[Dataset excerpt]
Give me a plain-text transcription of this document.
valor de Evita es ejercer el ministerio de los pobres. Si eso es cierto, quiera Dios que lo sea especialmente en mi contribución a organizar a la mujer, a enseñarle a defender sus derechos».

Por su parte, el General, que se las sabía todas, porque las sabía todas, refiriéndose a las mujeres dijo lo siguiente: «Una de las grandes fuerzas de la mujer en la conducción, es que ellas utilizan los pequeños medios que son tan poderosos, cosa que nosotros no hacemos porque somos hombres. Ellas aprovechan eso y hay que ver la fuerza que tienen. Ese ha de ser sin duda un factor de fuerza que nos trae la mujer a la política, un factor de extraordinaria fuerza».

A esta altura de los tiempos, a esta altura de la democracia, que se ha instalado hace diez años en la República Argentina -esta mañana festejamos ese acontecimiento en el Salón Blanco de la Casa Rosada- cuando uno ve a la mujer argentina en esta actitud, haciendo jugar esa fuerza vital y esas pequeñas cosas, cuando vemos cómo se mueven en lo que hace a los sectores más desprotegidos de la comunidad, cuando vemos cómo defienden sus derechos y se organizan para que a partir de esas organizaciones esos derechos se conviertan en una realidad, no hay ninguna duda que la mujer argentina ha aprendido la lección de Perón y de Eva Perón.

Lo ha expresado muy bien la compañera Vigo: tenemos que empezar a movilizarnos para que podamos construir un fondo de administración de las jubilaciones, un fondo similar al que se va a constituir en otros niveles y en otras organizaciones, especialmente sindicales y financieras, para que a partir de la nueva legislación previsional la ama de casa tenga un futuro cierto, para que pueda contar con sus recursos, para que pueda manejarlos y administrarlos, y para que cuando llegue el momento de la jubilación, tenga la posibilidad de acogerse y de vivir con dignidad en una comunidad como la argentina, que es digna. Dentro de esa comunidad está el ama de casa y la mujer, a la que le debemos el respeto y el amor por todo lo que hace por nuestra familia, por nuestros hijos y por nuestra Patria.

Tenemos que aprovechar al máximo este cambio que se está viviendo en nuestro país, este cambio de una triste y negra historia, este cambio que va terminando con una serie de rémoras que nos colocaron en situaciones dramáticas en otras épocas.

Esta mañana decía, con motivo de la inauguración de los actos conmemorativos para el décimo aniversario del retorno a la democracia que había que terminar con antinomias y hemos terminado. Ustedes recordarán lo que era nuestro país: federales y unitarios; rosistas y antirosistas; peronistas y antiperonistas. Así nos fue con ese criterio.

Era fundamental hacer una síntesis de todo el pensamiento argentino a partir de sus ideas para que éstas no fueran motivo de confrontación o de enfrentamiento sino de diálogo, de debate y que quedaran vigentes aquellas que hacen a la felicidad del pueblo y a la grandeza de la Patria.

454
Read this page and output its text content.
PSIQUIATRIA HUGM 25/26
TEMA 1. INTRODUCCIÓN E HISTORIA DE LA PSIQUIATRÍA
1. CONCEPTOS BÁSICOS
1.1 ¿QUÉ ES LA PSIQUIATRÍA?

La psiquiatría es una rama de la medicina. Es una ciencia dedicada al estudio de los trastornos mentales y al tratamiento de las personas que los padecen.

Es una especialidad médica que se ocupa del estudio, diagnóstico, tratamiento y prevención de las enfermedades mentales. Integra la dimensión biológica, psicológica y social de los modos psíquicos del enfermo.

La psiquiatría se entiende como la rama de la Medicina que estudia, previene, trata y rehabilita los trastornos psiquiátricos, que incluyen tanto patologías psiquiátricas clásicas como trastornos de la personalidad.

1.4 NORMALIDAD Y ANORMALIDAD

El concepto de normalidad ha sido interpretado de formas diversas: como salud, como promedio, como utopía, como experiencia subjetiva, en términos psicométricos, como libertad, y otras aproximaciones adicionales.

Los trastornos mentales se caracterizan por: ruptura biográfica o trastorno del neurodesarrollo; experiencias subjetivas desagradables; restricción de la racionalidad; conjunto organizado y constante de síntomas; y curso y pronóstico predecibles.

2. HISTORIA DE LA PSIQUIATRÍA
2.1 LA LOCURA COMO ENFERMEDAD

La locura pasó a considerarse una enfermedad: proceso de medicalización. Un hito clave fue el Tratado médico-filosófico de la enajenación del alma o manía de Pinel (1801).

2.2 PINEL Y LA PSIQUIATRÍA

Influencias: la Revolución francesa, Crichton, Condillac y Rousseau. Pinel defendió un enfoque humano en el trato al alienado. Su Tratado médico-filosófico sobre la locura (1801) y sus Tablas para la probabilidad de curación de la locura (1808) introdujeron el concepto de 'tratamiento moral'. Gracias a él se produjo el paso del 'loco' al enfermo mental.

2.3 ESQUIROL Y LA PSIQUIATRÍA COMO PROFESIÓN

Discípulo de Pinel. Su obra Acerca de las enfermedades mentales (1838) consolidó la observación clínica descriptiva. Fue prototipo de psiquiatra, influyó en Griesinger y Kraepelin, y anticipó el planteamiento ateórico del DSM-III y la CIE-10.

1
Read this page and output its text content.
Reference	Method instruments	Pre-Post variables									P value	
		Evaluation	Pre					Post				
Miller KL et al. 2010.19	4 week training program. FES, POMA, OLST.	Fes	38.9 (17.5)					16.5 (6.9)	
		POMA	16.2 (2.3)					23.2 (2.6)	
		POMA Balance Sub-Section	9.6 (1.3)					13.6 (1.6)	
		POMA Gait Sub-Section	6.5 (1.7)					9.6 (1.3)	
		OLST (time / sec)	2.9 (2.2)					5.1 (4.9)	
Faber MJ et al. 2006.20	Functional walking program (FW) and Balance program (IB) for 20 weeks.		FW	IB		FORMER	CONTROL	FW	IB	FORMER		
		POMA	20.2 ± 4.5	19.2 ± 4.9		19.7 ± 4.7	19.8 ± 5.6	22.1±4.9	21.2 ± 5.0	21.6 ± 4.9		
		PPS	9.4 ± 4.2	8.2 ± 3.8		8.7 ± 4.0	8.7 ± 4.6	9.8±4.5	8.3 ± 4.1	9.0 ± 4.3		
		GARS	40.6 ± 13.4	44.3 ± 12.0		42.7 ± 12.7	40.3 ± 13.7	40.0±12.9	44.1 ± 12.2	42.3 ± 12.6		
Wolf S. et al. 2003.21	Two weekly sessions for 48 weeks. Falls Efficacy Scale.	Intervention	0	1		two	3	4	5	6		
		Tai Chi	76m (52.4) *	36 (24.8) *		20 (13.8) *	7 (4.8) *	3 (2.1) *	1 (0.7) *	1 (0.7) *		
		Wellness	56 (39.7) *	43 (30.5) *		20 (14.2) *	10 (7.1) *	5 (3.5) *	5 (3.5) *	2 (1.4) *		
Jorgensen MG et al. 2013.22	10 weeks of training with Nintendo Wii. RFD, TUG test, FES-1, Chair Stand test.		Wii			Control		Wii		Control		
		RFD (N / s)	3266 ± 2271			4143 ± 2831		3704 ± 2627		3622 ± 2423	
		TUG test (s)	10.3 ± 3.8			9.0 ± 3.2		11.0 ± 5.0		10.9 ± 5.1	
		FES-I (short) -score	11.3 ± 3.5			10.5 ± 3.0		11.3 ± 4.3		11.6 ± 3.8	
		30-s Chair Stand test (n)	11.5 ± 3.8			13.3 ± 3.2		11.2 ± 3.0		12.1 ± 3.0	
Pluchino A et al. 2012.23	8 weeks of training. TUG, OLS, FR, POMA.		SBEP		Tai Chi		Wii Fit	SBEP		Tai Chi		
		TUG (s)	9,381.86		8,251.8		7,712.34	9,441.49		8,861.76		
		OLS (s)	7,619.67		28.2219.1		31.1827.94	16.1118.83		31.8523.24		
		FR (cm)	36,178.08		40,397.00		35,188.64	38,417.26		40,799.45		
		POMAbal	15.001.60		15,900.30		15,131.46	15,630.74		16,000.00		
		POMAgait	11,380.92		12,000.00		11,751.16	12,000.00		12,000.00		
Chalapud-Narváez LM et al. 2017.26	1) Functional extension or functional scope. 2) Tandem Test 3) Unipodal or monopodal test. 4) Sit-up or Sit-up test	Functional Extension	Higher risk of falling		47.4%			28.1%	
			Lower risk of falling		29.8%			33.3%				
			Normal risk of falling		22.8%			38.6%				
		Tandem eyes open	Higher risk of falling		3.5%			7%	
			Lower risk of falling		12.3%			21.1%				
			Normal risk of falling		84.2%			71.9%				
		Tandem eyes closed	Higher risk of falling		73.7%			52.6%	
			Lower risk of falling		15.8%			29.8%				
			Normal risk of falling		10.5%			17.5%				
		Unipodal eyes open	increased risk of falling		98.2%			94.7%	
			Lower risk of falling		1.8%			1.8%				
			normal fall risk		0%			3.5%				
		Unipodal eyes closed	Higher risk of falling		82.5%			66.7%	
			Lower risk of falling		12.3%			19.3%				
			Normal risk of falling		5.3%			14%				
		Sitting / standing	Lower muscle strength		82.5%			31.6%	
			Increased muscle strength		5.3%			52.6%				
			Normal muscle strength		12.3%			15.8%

Exercise instructions:
Read through the entries and copy each line in which "trastornos" appears.

Exercise result:
La psiquiatría es una rama de la medicina. Es una ciencia dedicada al estudio de los trastornos mentales y al tratamiento de las personas que los padecen.
La psiquiatría se entiende como la rama de la Medicina que estudia, previene, trata y rehabilita los trastornos psiquiátricos, que incluyen tanto patologías psiquiátricas clásicas como trastornos de la personalidad.
Los trastornos mentales se caracterizan por: ruptura biográfica o trastorno del neurodesarrollo; experiencias subjetivas desagradables; restricción de la racionalidad; conjunto organizado y constante de síntomas; y curso y pronóstico predecibles.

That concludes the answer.